**Data for the task:**
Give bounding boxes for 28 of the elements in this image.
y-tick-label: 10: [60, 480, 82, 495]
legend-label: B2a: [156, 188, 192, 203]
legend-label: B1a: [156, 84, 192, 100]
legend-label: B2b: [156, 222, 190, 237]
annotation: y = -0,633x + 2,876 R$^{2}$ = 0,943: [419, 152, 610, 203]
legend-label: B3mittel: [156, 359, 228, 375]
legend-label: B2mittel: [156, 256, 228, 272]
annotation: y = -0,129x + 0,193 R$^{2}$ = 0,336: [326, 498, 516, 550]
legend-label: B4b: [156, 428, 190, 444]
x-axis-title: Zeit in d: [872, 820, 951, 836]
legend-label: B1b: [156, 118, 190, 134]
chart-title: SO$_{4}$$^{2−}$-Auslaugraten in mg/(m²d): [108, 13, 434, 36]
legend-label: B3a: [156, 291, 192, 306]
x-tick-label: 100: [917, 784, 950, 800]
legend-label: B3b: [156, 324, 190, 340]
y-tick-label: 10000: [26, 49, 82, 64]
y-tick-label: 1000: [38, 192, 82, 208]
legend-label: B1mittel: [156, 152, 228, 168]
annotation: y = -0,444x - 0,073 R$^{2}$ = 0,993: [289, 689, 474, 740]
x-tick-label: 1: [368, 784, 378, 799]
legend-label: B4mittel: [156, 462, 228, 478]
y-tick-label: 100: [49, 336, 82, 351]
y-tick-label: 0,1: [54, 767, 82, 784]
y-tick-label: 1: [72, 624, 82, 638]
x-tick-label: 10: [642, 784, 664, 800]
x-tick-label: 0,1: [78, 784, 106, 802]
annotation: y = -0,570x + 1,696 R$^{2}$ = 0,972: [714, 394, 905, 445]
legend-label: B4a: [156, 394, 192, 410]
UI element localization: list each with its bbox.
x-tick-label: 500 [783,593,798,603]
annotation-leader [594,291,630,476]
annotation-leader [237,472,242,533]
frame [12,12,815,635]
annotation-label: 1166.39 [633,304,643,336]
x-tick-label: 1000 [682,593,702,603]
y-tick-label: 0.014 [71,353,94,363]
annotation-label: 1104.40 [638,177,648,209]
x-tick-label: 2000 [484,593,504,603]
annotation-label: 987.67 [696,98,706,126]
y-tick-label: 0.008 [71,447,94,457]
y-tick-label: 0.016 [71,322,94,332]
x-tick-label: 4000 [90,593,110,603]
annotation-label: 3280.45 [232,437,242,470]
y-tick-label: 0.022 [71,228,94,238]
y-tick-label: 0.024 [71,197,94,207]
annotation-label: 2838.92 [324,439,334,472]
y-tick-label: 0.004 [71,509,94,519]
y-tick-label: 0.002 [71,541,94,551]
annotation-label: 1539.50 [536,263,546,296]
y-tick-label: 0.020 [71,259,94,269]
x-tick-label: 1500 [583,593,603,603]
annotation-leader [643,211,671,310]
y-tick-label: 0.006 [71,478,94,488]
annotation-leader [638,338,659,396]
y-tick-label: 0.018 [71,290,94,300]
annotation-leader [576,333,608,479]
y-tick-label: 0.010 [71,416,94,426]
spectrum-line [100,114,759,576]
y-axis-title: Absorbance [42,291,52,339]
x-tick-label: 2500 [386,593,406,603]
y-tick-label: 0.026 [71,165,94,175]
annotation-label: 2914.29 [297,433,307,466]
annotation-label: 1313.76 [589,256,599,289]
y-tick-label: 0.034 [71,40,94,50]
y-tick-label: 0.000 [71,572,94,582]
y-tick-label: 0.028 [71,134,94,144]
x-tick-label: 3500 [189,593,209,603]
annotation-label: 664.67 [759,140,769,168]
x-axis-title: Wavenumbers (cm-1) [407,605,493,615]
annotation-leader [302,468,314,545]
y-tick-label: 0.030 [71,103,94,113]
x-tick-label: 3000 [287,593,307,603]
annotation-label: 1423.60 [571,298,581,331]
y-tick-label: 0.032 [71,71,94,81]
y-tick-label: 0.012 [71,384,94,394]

**What is asked:** Reproduce every line above word for word, with nothing added, dropped or changed.

**Output of the task:**
Give bounding boxes for 28 of the elements in this image.
y-tick-label: 10: [60, 480, 82, 495]
legend-label: B2a: [156, 188, 192, 203]
legend-label: B1a: [156, 84, 192, 100]
legend-label: B2b: [156, 222, 190, 237]
annotation: y = -0,633x + 2,876 R$^{2}$ = 0,943: [419, 152, 610, 203]
legend-label: B3mittel: [156, 359, 228, 375]
legend-label: B2mittel: [156, 256, 228, 272]
annotation: y = -0,129x + 0,193 R$^{2}$ = 0,336: [326, 498, 516, 550]
legend-label: B4b: [156, 428, 190, 444]
x-axis-title: Zeit in d: [872, 820, 951, 836]
legend-label: B1b: [156, 118, 190, 134]
chart-title: SO$_{4}$$^{2−}$-Auslaugraten in mg/(m²d): [108, 13, 434, 36]
legend-label: B3a: [156, 291, 192, 306]
x-tick-label: 100: [917, 784, 950, 800]
legend-label: B3b: [156, 324, 190, 340]
y-tick-label: 10000: [26, 49, 82, 64]
y-tick-label: 1000: [38, 192, 82, 208]
legend-label: B1mittel: [156, 152, 228, 168]
annotation: y = -0,444x - 0,073 R$^{2}$ = 0,993: [289, 689, 474, 740]
x-tick-label: 1: [368, 784, 378, 799]
legend-label: B4mittel: [156, 462, 228, 478]
y-tick-label: 100: [49, 336, 82, 351]
y-tick-label: 0,1: [54, 767, 82, 784]
y-tick-label: 1: [72, 624, 82, 638]
x-tick-label: 10: [642, 784, 664, 800]
x-tick-label: 0,1: [78, 784, 106, 802]
annotation: y = -0,570x + 1,696 R$^{2}$ = 0,972: [714, 394, 905, 445]
legend-label: B4a: [156, 394, 192, 410]
UI element localization: list each with its bbox.
x-tick-label: 500 [783,593,798,603]
annotation-leader [594,291,630,476]
annotation-leader [237,472,242,533]
frame [12,12,815,635]
annotation-label: 1166.39 [633,304,643,336]
x-tick-label: 1000 [682,593,702,603]
y-tick-label: 0.014 [71,353,94,363]
annotation-label: 1104.40 [638,177,648,209]
x-tick-label: 2000 [484,593,504,603]
annotation-label: 987.67 [696,98,706,126]
y-tick-label: 0.008 [71,447,94,457]
y-tick-label: 0.016 [71,322,94,332]
x-tick-label: 4000 [90,593,110,603]
annotation-label: 3280.45 [232,437,242,470]
y-tick-label: 0.022 [71,228,94,238]
y-tick-label: 0.024 [71,197,94,207]
annotation-label: 2838.92 [324,439,334,472]
y-tick-label: 0.004 [71,509,94,519]
y-tick-label: 0.002 [71,541,94,551]
annotation-label: 1539.50 [536,263,546,296]
y-tick-label: 0.020 [71,259,94,269]
x-tick-label: 1500 [583,593,603,603]
annotation-leader [643,211,671,310]
y-tick-label: 0.006 [71,478,94,488]
annotation-leader [638,338,659,396]
y-tick-label: 0.018 [71,290,94,300]
annotation-leader [576,333,608,479]
y-tick-label: 0.010 [71,416,94,426]
spectrum-line [100,114,759,576]
y-axis-title: Absorbance [42,291,52,339]
x-tick-label: 2500 [386,593,406,603]
y-tick-label: 0.026 [71,165,94,175]
annotation-label: 2914.29 [297,433,307,466]
annotation-label: 1313.76 [589,256,599,289]
y-tick-label: 0.034 [71,40,94,50]
y-tick-label: 0.000 [71,572,94,582]
y-tick-label: 0.028 [71,134,94,144]
x-tick-label: 3500 [189,593,209,603]
annotation-label: 664.67 [759,140,769,168]
x-axis-title: Wavenumbers (cm-1) [407,605,493,615]
annotation-leader [302,468,314,545]
y-tick-label: 0.030 [71,103,94,113]
x-tick-label: 3000 [287,593,307,603]
annotation-label: 1423.60 [571,298,581,331]
y-tick-label: 0.032 [71,71,94,81]
y-tick-label: 0.012 [71,384,94,394]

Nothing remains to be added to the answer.